··· PROVIDED RECORDS

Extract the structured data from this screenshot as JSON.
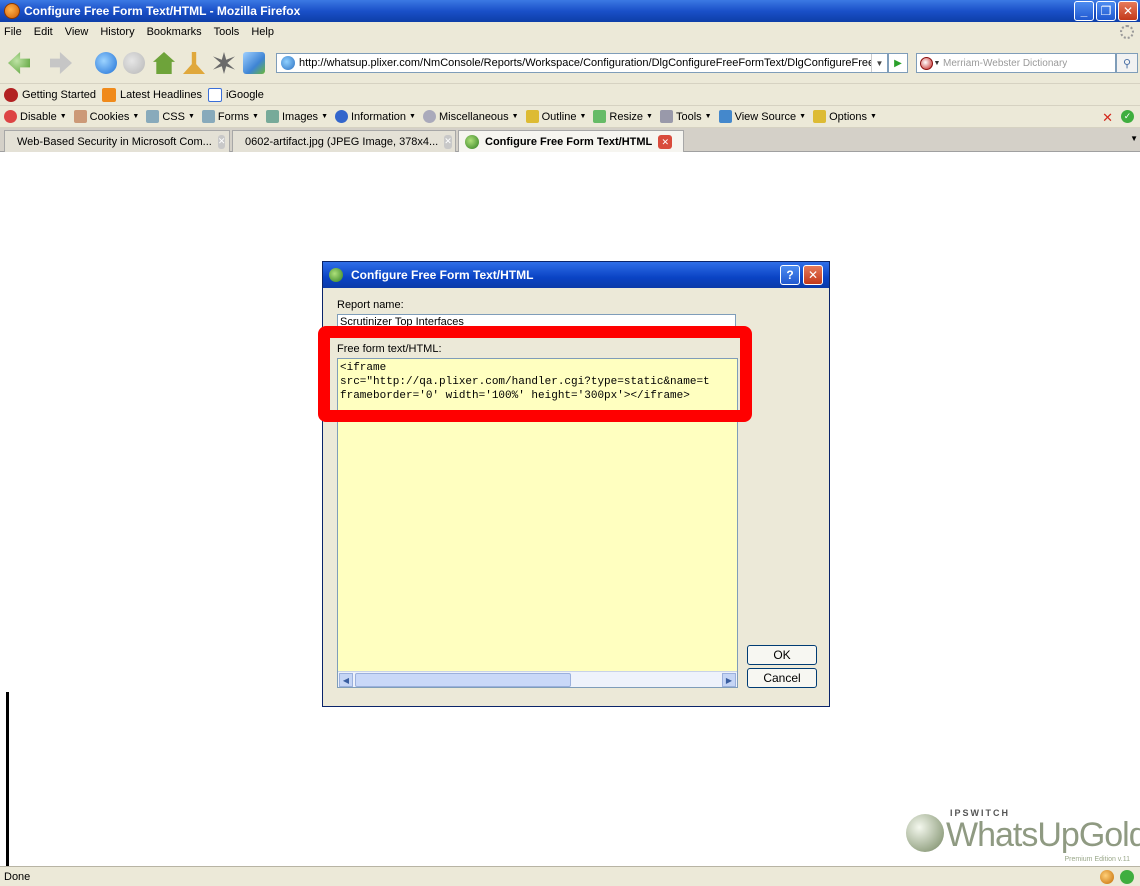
{
  "window": {
    "title": "Configure Free Form Text/HTML - Mozilla Firefox",
    "min": "_",
    "max": "❐",
    "close": "✕"
  },
  "menu": [
    "File",
    "Edit",
    "View",
    "History",
    "Bookmarks",
    "Tools",
    "Help"
  ],
  "nav": {
    "url": "http://whatsup.plixer.com/NmConsole/Reports/Workspace/Configuration/DlgConfigureFreeFormText/DlgConfigureFreeFormText.asp:",
    "search_placeholder": "Merriam-Webster Dictionary"
  },
  "bookmarks": [
    {
      "label": "Getting Started",
      "color": "#b22222"
    },
    {
      "label": "Latest Headlines",
      "color": "#f08a1a"
    },
    {
      "label": "iGoogle",
      "color": "#3b6fd8"
    }
  ],
  "devbar": [
    {
      "label": "Disable",
      "color": "#d44"
    },
    {
      "label": "Cookies",
      "color": "#c97"
    },
    {
      "label": "CSS",
      "color": "#8ab"
    },
    {
      "label": "Forms",
      "color": "#8ab"
    },
    {
      "label": "Images",
      "color": "#7a9"
    },
    {
      "label": "Information",
      "color": "#36c"
    },
    {
      "label": "Miscellaneous",
      "color": "#aab"
    },
    {
      "label": "Outline",
      "color": "#db3"
    },
    {
      "label": "Resize",
      "color": "#6b6"
    },
    {
      "label": "Tools",
      "color": "#99a"
    },
    {
      "label": "View Source",
      "color": "#48c"
    },
    {
      "label": "Options",
      "color": "#db3"
    }
  ],
  "tabs": [
    {
      "label": "Web-Based Security in Microsoft Com...",
      "active": false
    },
    {
      "label": "0602-artifact.jpg (JPEG Image, 378x4...",
      "active": false
    },
    {
      "label": "Configure Free Form Text/HTML",
      "active": true
    }
  ],
  "dialog": {
    "title": "Configure Free Form Text/HTML",
    "help": "?",
    "close": "✕",
    "report_name_label": "Report name:",
    "report_name_value": "Scrutinizer Top Interfaces",
    "freeform_label": "Free form text/HTML:",
    "freeform_value": "<iframe\nsrc=\"http://qa.plixer.com/handler.cgi?type=static&name=t\nframeborder='0' width='100%' height='300px'></iframe>",
    "ok": "OK",
    "cancel": "Cancel"
  },
  "brand": {
    "small": "IPSWITCH",
    "big": "WhatsUpGold",
    "edition": "Premium Edition v.11"
  },
  "status": "Done"
}
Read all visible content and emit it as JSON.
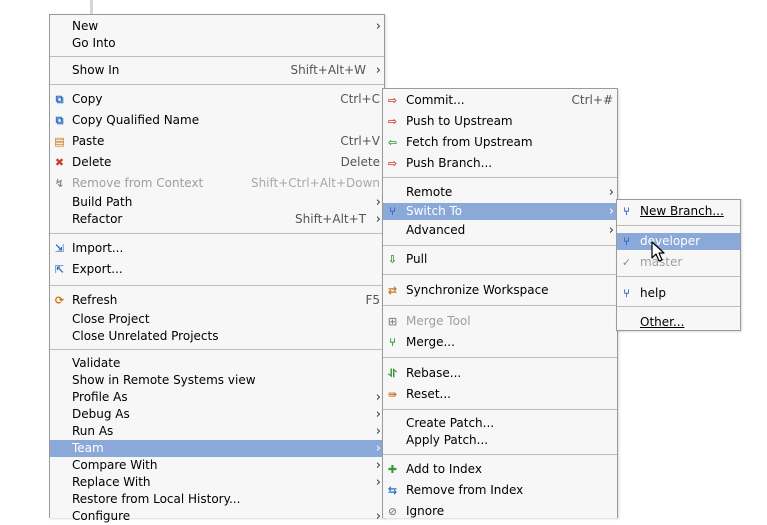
{
  "context_menu": {
    "items": [
      {
        "label": "New",
        "accel": "",
        "submenu": true,
        "icon": ""
      },
      {
        "label": "Go Into",
        "accel": "",
        "submenu": false,
        "icon": ""
      },
      {
        "label": "Show In",
        "accel": "Shift+Alt+W",
        "submenu": true,
        "icon": ""
      },
      {
        "label": "Copy",
        "accel": "Ctrl+C",
        "submenu": false,
        "icon": "copy-icon"
      },
      {
        "label": "Copy Qualified Name",
        "accel": "",
        "submenu": false,
        "icon": "copy-qualified-name-icon"
      },
      {
        "label": "Paste",
        "accel": "Ctrl+V",
        "submenu": false,
        "icon": "paste-icon"
      },
      {
        "label": "Delete",
        "accel": "Delete",
        "submenu": false,
        "icon": "delete-icon"
      },
      {
        "label": "Remove from Context",
        "accel": "Shift+Ctrl+Alt+Down",
        "submenu": false,
        "icon": "remove-context-icon",
        "disabled": true
      },
      {
        "label": "Build Path",
        "accel": "",
        "submenu": true,
        "icon": ""
      },
      {
        "label": "Refactor",
        "accel": "Shift+Alt+T",
        "submenu": true,
        "icon": ""
      },
      {
        "label": "Import...",
        "accel": "",
        "submenu": false,
        "icon": "import-icon"
      },
      {
        "label": "Export...",
        "accel": "",
        "submenu": false,
        "icon": "export-icon"
      },
      {
        "label": "Refresh",
        "accel": "F5",
        "submenu": false,
        "icon": "refresh-icon"
      },
      {
        "label": "Close Project",
        "accel": "",
        "submenu": false,
        "icon": ""
      },
      {
        "label": "Close Unrelated Projects",
        "accel": "",
        "submenu": false,
        "icon": ""
      },
      {
        "label": "Validate",
        "accel": "",
        "submenu": false,
        "icon": ""
      },
      {
        "label": "Show in Remote Systems view",
        "accel": "",
        "submenu": false,
        "icon": ""
      },
      {
        "label": "Profile As",
        "accel": "",
        "submenu": true,
        "icon": ""
      },
      {
        "label": "Debug As",
        "accel": "",
        "submenu": true,
        "icon": ""
      },
      {
        "label": "Run As",
        "accel": "",
        "submenu": true,
        "icon": ""
      },
      {
        "label": "Team",
        "accel": "",
        "submenu": true,
        "icon": "",
        "selected": true
      },
      {
        "label": "Compare With",
        "accel": "",
        "submenu": true,
        "icon": ""
      },
      {
        "label": "Replace With",
        "accel": "",
        "submenu": true,
        "icon": ""
      },
      {
        "label": "Restore from Local History...",
        "accel": "",
        "submenu": false,
        "icon": ""
      },
      {
        "label": "Configure",
        "accel": "",
        "submenu": true,
        "icon": ""
      }
    ]
  },
  "team_menu": {
    "items": [
      {
        "label": "Commit...",
        "accel": "Ctrl+#",
        "submenu": false,
        "icon": "commit-icon"
      },
      {
        "label": "Push to Upstream",
        "accel": "",
        "submenu": false,
        "icon": "push-upstream-icon"
      },
      {
        "label": "Fetch from Upstream",
        "accel": "",
        "submenu": false,
        "icon": "fetch-upstream-icon"
      },
      {
        "label": "Push Branch...",
        "accel": "",
        "submenu": false,
        "icon": "push-branch-icon"
      },
      {
        "label": "Remote",
        "accel": "",
        "submenu": true,
        "icon": ""
      },
      {
        "label": "Switch To",
        "accel": "",
        "submenu": true,
        "icon": "switch-to-icon",
        "selected": true
      },
      {
        "label": "Advanced",
        "accel": "",
        "submenu": true,
        "icon": ""
      },
      {
        "label": "Pull",
        "accel": "",
        "submenu": false,
        "icon": "pull-icon"
      },
      {
        "label": "Synchronize Workspace",
        "accel": "",
        "submenu": false,
        "icon": "synchronize-icon"
      },
      {
        "label": "Merge Tool",
        "accel": "",
        "submenu": false,
        "icon": "merge-tool-icon",
        "disabled": true
      },
      {
        "label": "Merge...",
        "accel": "",
        "submenu": false,
        "icon": "merge-icon"
      },
      {
        "label": "Rebase...",
        "accel": "",
        "submenu": false,
        "icon": "rebase-icon"
      },
      {
        "label": "Reset...",
        "accel": "",
        "submenu": false,
        "icon": "reset-icon"
      },
      {
        "label": "Create Patch...",
        "accel": "",
        "submenu": false,
        "icon": ""
      },
      {
        "label": "Apply Patch...",
        "accel": "",
        "submenu": false,
        "icon": ""
      },
      {
        "label": "Add to Index",
        "accel": "",
        "submenu": false,
        "icon": "add-to-index-icon"
      },
      {
        "label": "Remove from Index",
        "accel": "",
        "submenu": false,
        "icon": "remove-from-index-icon"
      },
      {
        "label": "Ignore",
        "accel": "",
        "submenu": false,
        "icon": "ignore-icon"
      }
    ]
  },
  "switch_menu": {
    "items": [
      {
        "label": "New Branch...",
        "submenu": false,
        "icon": "new-branch-icon"
      },
      {
        "label": "developer",
        "submenu": false,
        "icon": "branch-icon",
        "selected": true
      },
      {
        "label": "master",
        "submenu": false,
        "icon": "checked-branch-icon",
        "disabled": true
      },
      {
        "label": "help",
        "submenu": false,
        "icon": "branch-icon"
      },
      {
        "label": "Other...",
        "submenu": false,
        "icon": ""
      }
    ]
  },
  "colors": {
    "menu_bg": "#f7f7f7",
    "selection": "#8aa9d9",
    "disabled_text": "#9e9e9e",
    "separator": "#bdbdbd"
  }
}
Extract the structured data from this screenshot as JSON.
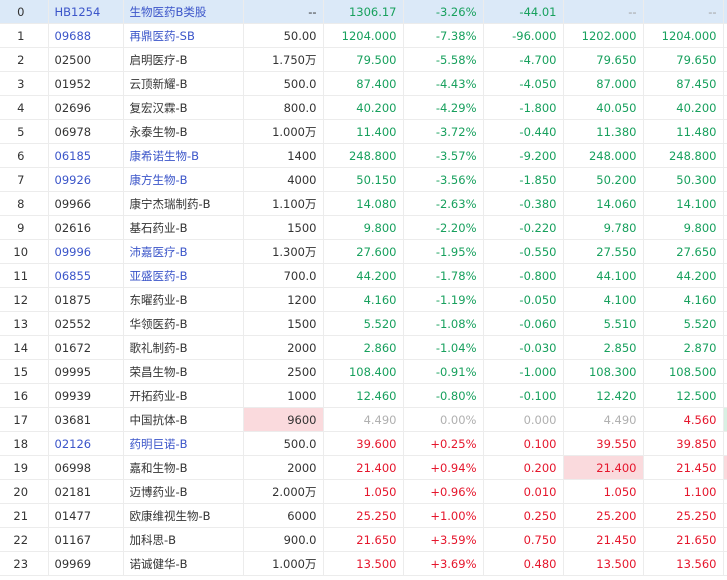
{
  "colors": {
    "up": "#e5162c",
    "down": "#17a05d",
    "flat": "#b0b0b0",
    "link": "#3b55c9",
    "header_bg": "#dbe9f8"
  },
  "rows": [
    {
      "i": "0",
      "code": "HB1254",
      "name": "生物医药B类股",
      "vol": "--",
      "price": "1306.17",
      "pct": "-3.26%",
      "chg": "-44.01",
      "bid": "--",
      "ask": "--",
      "t": "g",
      "link": true,
      "head": true
    },
    {
      "i": "1",
      "code": "09688",
      "name": "再鼎医药-SB",
      "vol": "50.00",
      "price": "1204.000",
      "pct": "-7.38%",
      "chg": "-96.000",
      "bid": "1202.000",
      "ask": "1204.000",
      "t": "g",
      "link": true
    },
    {
      "i": "2",
      "code": "02500",
      "name": "启明医疗-B",
      "vol": "1.750万",
      "price": "79.500",
      "pct": "-5.58%",
      "chg": "-4.700",
      "bid": "79.650",
      "ask": "79.650",
      "t": "g"
    },
    {
      "i": "3",
      "code": "01952",
      "name": "云顶新耀-B",
      "vol": "500.0",
      "price": "87.400",
      "pct": "-4.43%",
      "chg": "-4.050",
      "bid": "87.000",
      "ask": "87.450",
      "t": "g"
    },
    {
      "i": "4",
      "code": "02696",
      "name": "复宏汉霖-B",
      "vol": "800.0",
      "price": "40.200",
      "pct": "-4.29%",
      "chg": "-1.800",
      "bid": "40.050",
      "ask": "40.200",
      "t": "g"
    },
    {
      "i": "5",
      "code": "06978",
      "name": "永泰生物-B",
      "vol": "1.000万",
      "price": "11.400",
      "pct": "-3.72%",
      "chg": "-0.440",
      "bid": "11.380",
      "ask": "11.480",
      "t": "g"
    },
    {
      "i": "6",
      "code": "06185",
      "name": "康希诺生物-B",
      "vol": "1400",
      "price": "248.800",
      "pct": "-3.57%",
      "chg": "-9.200",
      "bid": "248.000",
      "ask": "248.800",
      "t": "g",
      "link": true
    },
    {
      "i": "7",
      "code": "09926",
      "name": "康方生物-B",
      "vol": "4000",
      "price": "50.150",
      "pct": "-3.56%",
      "chg": "-1.850",
      "bid": "50.200",
      "ask": "50.300",
      "t": "g",
      "link": true
    },
    {
      "i": "8",
      "code": "09966",
      "name": "康宁杰瑞制药-B",
      "vol": "1.100万",
      "price": "14.080",
      "pct": "-2.63%",
      "chg": "-0.380",
      "bid": "14.060",
      "ask": "14.100",
      "t": "g"
    },
    {
      "i": "9",
      "code": "02616",
      "name": "基石药业-B",
      "vol": "1500",
      "price": "9.800",
      "pct": "-2.20%",
      "chg": "-0.220",
      "bid": "9.780",
      "ask": "9.800",
      "t": "g"
    },
    {
      "i": "10",
      "code": "09996",
      "name": "沛嘉医疗-B",
      "vol": "1.300万",
      "price": "27.600",
      "pct": "-1.95%",
      "chg": "-0.550",
      "bid": "27.550",
      "ask": "27.650",
      "t": "g",
      "link": true
    },
    {
      "i": "11",
      "code": "06855",
      "name": "亚盛医药-B",
      "vol": "700.0",
      "price": "44.200",
      "pct": "-1.78%",
      "chg": "-0.800",
      "bid": "44.100",
      "ask": "44.200",
      "t": "g",
      "link": true
    },
    {
      "i": "12",
      "code": "01875",
      "name": "东曜药业-B",
      "vol": "1200",
      "price": "4.160",
      "pct": "-1.19%",
      "chg": "-0.050",
      "bid": "4.100",
      "ask": "4.160",
      "t": "g"
    },
    {
      "i": "13",
      "code": "02552",
      "name": "华领医药-B",
      "vol": "1500",
      "price": "5.520",
      "pct": "-1.08%",
      "chg": "-0.060",
      "bid": "5.510",
      "ask": "5.520",
      "t": "g"
    },
    {
      "i": "14",
      "code": "01672",
      "name": "歌礼制药-B",
      "vol": "2000",
      "price": "2.860",
      "pct": "-1.04%",
      "chg": "-0.030",
      "bid": "2.850",
      "ask": "2.870",
      "t": "g"
    },
    {
      "i": "15",
      "code": "09995",
      "name": "荣昌生物-B",
      "vol": "2500",
      "price": "108.400",
      "pct": "-0.91%",
      "chg": "-1.000",
      "bid": "108.300",
      "ask": "108.500",
      "t": "g"
    },
    {
      "i": "16",
      "code": "09939",
      "name": "开拓药业-B",
      "vol": "1000",
      "price": "12.460",
      "pct": "-0.80%",
      "chg": "-0.100",
      "bid": "12.420",
      "ask": "12.500",
      "t": "g"
    },
    {
      "i": "17",
      "code": "03681",
      "name": "中国抗体-B",
      "vol": "9600",
      "price": "4.490",
      "pct": "0.00%",
      "chg": "0.000",
      "bid": "4.490",
      "ask": "4.560",
      "t": "z",
      "volPink": true,
      "askRed": true,
      "edge": "greenedge"
    },
    {
      "i": "18",
      "code": "02126",
      "name": "药明巨诺-B",
      "vol": "500.0",
      "price": "39.600",
      "pct": "+0.25%",
      "chg": "0.100",
      "bid": "39.550",
      "ask": "39.850",
      "t": "r",
      "link": true
    },
    {
      "i": "19",
      "code": "06998",
      "name": "嘉和生物-B",
      "vol": "2000",
      "price": "21.400",
      "pct": "+0.94%",
      "chg": "0.200",
      "bid": "21.400",
      "ask": "21.450",
      "t": "r",
      "bidPink": true,
      "edge": "pinkedge"
    },
    {
      "i": "20",
      "code": "02181",
      "name": "迈博药业-B",
      "vol": "2.000万",
      "price": "1.050",
      "pct": "+0.96%",
      "chg": "0.010",
      "bid": "1.050",
      "ask": "1.100",
      "t": "r"
    },
    {
      "i": "21",
      "code": "01477",
      "name": "欧康维视生物-B",
      "vol": "6000",
      "price": "25.250",
      "pct": "+1.00%",
      "chg": "0.250",
      "bid": "25.200",
      "ask": "25.250",
      "t": "r"
    },
    {
      "i": "22",
      "code": "01167",
      "name": "加科思-B",
      "vol": "900.0",
      "price": "21.650",
      "pct": "+3.59%",
      "chg": "0.750",
      "bid": "21.450",
      "ask": "21.650",
      "t": "r"
    },
    {
      "i": "23",
      "code": "09969",
      "name": "诺诚健华-B",
      "vol": "1.000万",
      "price": "13.500",
      "pct": "+3.69%",
      "chg": "0.480",
      "bid": "13.500",
      "ask": "13.560",
      "t": "r"
    }
  ]
}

······

### GOAL
Only the number is wanted: how many lines in the data include the string "http"?

### RESPONSE TO THE TASK
2